◆ WHAT IS ASKED
Print everything from the line that contains "calendar-day[interactable]: 6 <box>188" down to the line that contains "legend-swatch-unavailable <box>50 530", including both of those lines, and nothing else.

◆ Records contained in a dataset
□ □ □ □

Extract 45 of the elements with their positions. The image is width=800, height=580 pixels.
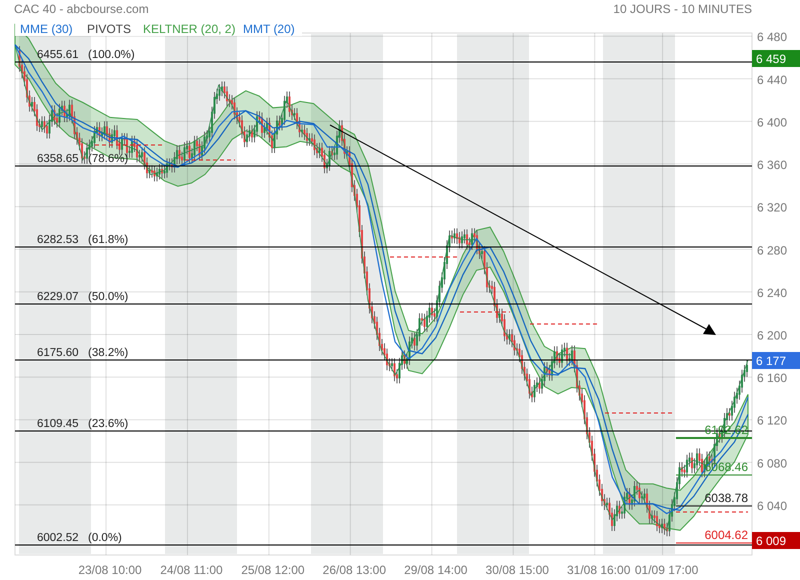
legend-item: KELTNER (20, 2): [143, 22, 236, 36]
pivot-value: 6038.78: [704, 491, 748, 505]
fibonacci-value: 6109.45: [37, 418, 79, 430]
fibonacci-percent: (38.2%): [88, 347, 128, 359]
pivot-value: 6004.62: [704, 528, 748, 542]
y-axis-label: 6 480: [757, 30, 788, 44]
x-axis-label: 29/08 14:00: [404, 563, 468, 577]
fibonacci-value: 6002.52: [37, 532, 79, 544]
fibonacci-value: 6455.61: [37, 49, 79, 61]
y-axis-label: 6 200: [757, 328, 788, 342]
fibonacci-percent: (50.0%): [88, 291, 128, 303]
y-axis-label: 6 320: [757, 200, 788, 215]
y-axis-label: 6 240: [757, 286, 788, 300]
y-axis-label: 6 040: [757, 498, 788, 513]
fibonacci-percent: (100.0%): [88, 49, 135, 61]
fibonacci-value: 6282.53: [37, 234, 79, 246]
fibonacci-percent: (23.6%): [88, 418, 128, 430]
y-axis-label: 6 440: [757, 72, 788, 87]
y-axis-label: 6 160: [757, 371, 788, 386]
fibonacci-value: 6175.60: [37, 347, 79, 359]
period-label: 10 JOURS - 10 MINUTES: [613, 2, 752, 16]
fibonacci-percent: (0.0%): [88, 532, 122, 544]
price-tag-value: 6 009: [756, 534, 786, 548]
fibonacci-percent: (78.6%): [88, 153, 128, 165]
y-axis-label: 6 400: [757, 115, 788, 130]
legend-item: PIVOTS: [87, 22, 132, 36]
price-tag-value: 6 459: [756, 52, 786, 66]
y-axis-label: 6 280: [757, 243, 788, 258]
y-axis-label: 6 080: [757, 456, 788, 470]
legend-item: MME (30): [20, 22, 73, 36]
x-axis-label: 24/08 11:00: [160, 563, 223, 577]
x-axis-label: 30/08 15:00: [486, 563, 549, 577]
price-tag-value: 6 177: [756, 354, 786, 368]
x-axis-label: 01/09 17:00: [634, 563, 698, 577]
y-axis-label: 6 360: [757, 158, 788, 172]
y-axis-label: 6 120: [757, 414, 788, 428]
legend-item: MMT (20): [243, 22, 295, 36]
fibonacci-value: 6358.65: [37, 153, 79, 165]
x-axis-label: 26/08 13:00: [322, 563, 386, 577]
x-axis-label: 25/08 12:00: [241, 563, 305, 577]
fibonacci-value: 6229.07: [37, 291, 79, 303]
chart-title: CAC 40 - abcbourse.com: [14, 2, 149, 16]
x-axis-label: 31/08 16:00: [566, 563, 630, 577]
fibonacci-percent: (61.8%): [88, 234, 128, 246]
x-axis-label: 23/08 10:00: [78, 563, 142, 577]
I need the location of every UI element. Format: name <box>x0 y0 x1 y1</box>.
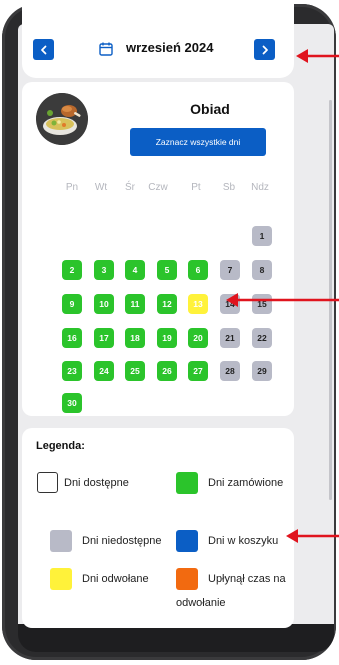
calendar-day[interactable]: 6 <box>188 260 208 280</box>
calendar-day[interactable]: 21 <box>220 328 240 348</box>
weekday-label: Pt <box>191 182 201 193</box>
legend-label-unavailable: Dni niedostępne <box>82 535 162 547</box>
legend-label-ordered: Dni zamówione <box>208 477 284 489</box>
calendar-day[interactable]: 2 <box>62 260 82 280</box>
calendar-day[interactable]: 17 <box>94 328 114 348</box>
legend-label-expired: Upłynął czas na odwołanie <box>176 573 286 609</box>
chevron-right-icon <box>262 45 268 54</box>
calendar-day[interactable]: 23 <box>62 361 82 381</box>
legend-swatch-unavailable <box>50 530 72 552</box>
weekday-label: Ndz <box>251 182 269 193</box>
calendar-day[interactable]: 27 <box>188 361 208 381</box>
calendar-day[interactable]: 10 <box>94 294 114 314</box>
next-month-button[interactable] <box>254 39 275 60</box>
calendar-day[interactable]: 16 <box>62 328 82 348</box>
calendar-day[interactable]: 1 <box>252 226 272 246</box>
calendar-day[interactable]: 8 <box>252 260 272 280</box>
calendar-day[interactable]: 19 <box>157 328 177 348</box>
legend-swatch-ordered <box>176 472 198 494</box>
weekday-label: Wt <box>94 182 108 193</box>
legend-label-cart: Dni w koszyku <box>208 535 279 547</box>
legend-label-cancelled: Dni odwołane <box>82 573 149 585</box>
legend-label-available: Dni dostępne <box>64 477 129 489</box>
calendar-day[interactable]: 24 <box>94 361 114 381</box>
calendar-day[interactable]: 22 <box>252 328 272 348</box>
month-header-card <box>22 0 294 78</box>
meal-title: Obiad <box>190 101 230 117</box>
select-all-days-button[interactable]: Zaznacz wszystkie dni <box>130 128 266 156</box>
calendar-day[interactable]: 3 <box>94 260 114 280</box>
calendar-day[interactable]: 26 <box>157 361 177 381</box>
chevron-left-icon <box>40 45 46 54</box>
legend-title: Legenda: <box>36 440 85 452</box>
weekday-label: Czw <box>148 182 168 193</box>
annotation-arrow-icon <box>286 529 339 543</box>
month-label: wrzesień 2024 <box>126 40 214 55</box>
annotation-arrow-icon <box>296 49 339 63</box>
weekday-label: Śr <box>125 182 135 193</box>
calendar-day[interactable]: 12 <box>157 294 177 314</box>
calendar-day[interactable]: 18 <box>125 328 145 348</box>
meal-bowl-icon <box>36 93 88 145</box>
legend-swatch-cart <box>176 530 198 552</box>
prev-month-button[interactable] <box>33 39 54 60</box>
calendar-day[interactable]: 5 <box>157 260 177 280</box>
phone-chin <box>18 624 334 652</box>
calendar-day[interactable]: 11 <box>125 294 145 314</box>
weekday-label: Pn <box>65 182 79 193</box>
calendar-day[interactable]: 13 <box>188 294 208 314</box>
calendar-day[interactable]: 7 <box>220 260 240 280</box>
legend-swatch-available <box>37 472 58 493</box>
annotation-arrow-icon <box>226 293 339 307</box>
calendar-day[interactable]: 4 <box>125 260 145 280</box>
calendar-day[interactable]: 28 <box>220 361 240 381</box>
calendar-day[interactable]: 20 <box>188 328 208 348</box>
weekday-label: Sb <box>222 182 236 193</box>
calendar-day[interactable]: 9 <box>62 294 82 314</box>
calendar-icon <box>99 42 113 56</box>
calendar-day[interactable]: 30 <box>62 393 82 413</box>
legend-swatch-cancelled <box>50 568 72 590</box>
calendar-day[interactable]: 25 <box>125 361 145 381</box>
calendar-day[interactable]: 29 <box>252 361 272 381</box>
meal-image <box>36 93 88 145</box>
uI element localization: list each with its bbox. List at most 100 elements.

□ □ □ □

◆ OUTPUT BELOW
calendar-day[interactable]: 6 <box>188 260 208 280</box>
calendar-day[interactable]: 21 <box>220 328 240 348</box>
weekday-label: Pt <box>191 182 201 193</box>
legend-label-unavailable: Dni niedostępne <box>82 535 162 547</box>
legend-label-ordered: Dni zamówione <box>208 477 284 489</box>
calendar-day[interactable]: 2 <box>62 260 82 280</box>
calendar-day[interactable]: 17 <box>94 328 114 348</box>
legend-label-expired: Upłynął czas na odwołanie <box>176 573 286 609</box>
chevron-right-icon <box>262 45 268 54</box>
calendar-day[interactable]: 23 <box>62 361 82 381</box>
legend-swatch-unavailable <box>50 530 72 552</box>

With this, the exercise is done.